Collected data entries:
###
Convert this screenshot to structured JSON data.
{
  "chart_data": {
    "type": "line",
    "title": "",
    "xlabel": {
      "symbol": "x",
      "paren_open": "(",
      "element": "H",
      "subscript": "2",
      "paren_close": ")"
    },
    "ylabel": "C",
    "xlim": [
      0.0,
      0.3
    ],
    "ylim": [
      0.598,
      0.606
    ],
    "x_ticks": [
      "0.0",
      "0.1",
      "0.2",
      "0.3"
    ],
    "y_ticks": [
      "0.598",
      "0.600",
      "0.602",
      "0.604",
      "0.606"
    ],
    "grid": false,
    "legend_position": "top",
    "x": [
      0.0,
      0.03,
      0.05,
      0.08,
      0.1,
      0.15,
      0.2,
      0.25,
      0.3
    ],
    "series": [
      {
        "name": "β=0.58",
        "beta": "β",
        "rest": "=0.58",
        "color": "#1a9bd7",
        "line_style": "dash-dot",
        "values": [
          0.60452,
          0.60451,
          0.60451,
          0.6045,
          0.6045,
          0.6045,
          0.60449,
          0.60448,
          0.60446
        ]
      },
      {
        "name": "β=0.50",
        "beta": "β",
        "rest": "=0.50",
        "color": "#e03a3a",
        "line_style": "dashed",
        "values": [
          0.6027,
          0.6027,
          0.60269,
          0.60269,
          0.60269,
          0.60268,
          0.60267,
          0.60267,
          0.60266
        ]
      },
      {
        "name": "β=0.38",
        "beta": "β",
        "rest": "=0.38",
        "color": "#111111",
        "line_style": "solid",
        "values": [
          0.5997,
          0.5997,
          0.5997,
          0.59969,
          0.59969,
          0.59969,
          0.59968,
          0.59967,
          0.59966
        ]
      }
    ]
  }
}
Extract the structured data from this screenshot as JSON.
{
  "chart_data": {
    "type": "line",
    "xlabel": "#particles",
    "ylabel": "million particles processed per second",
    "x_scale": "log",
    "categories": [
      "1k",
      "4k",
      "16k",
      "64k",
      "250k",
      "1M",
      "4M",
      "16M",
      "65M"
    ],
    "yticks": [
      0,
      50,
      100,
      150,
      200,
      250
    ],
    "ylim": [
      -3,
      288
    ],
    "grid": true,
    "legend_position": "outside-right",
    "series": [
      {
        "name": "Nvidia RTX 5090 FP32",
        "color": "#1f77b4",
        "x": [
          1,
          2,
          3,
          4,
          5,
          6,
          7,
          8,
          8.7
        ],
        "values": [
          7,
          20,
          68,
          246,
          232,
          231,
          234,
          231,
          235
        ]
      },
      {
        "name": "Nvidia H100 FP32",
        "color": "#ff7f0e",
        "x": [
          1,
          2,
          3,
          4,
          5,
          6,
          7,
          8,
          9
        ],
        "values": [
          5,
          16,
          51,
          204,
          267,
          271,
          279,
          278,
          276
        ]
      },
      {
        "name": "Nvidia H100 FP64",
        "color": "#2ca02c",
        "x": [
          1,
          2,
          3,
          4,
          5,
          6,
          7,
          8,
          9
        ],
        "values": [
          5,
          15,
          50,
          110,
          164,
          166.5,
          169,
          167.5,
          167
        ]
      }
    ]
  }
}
###
* [Task objective]: Your task is to write out the lines from the one with "Extract the structured" through the end of the records, exactly and with nothing added.

* [The solution]:
Extract the structured data from this screenshot as JSON.
{
  "chart_data": {
    "type": "line",
    "xlabel": "#particles",
    "ylabel": "million particles processed per second",
    "x_scale": "log",
    "categories": [
      "1k",
      "4k",
      "16k",
      "64k",
      "250k",
      "1M",
      "4M",
      "16M",
      "65M"
    ],
    "yticks": [
      0,
      50,
      100,
      150,
      200,
      250
    ],
    "ylim": [
      -3,
      288
    ],
    "grid": true,
    "legend_position": "outside-right",
    "series": [
      {
        "name": "Nvidia RTX 5090 FP32",
        "color": "#1f77b4",
        "x": [
          1,
          2,
          3,
          4,
          5,
          6,
          7,
          8,
          8.7
        ],
        "values": [
          7,
          20,
          68,
          246,
          232,
          231,
          234,
          231,
          235
        ]
      },
      {
        "name": "Nvidia H100 FP32",
        "color": "#ff7f0e",
        "x": [
          1,
          2,
          3,
          4,
          5,
          6,
          7,
          8,
          9
        ],
        "values": [
          5,
          16,
          51,
          204,
          267,
          271,
          279,
          278,
          276
        ]
      },
      {
        "name": "Nvidia H100 FP64",
        "color": "#2ca02c",
        "x": [
          1,
          2,
          3,
          4,
          5,
          6,
          7,
          8,
          9
        ],
        "values": [
          5,
          15,
          50,
          110,
          164,
          166.5,
          169,
          167.5,
          167
        ]
      }
    ]
  }
}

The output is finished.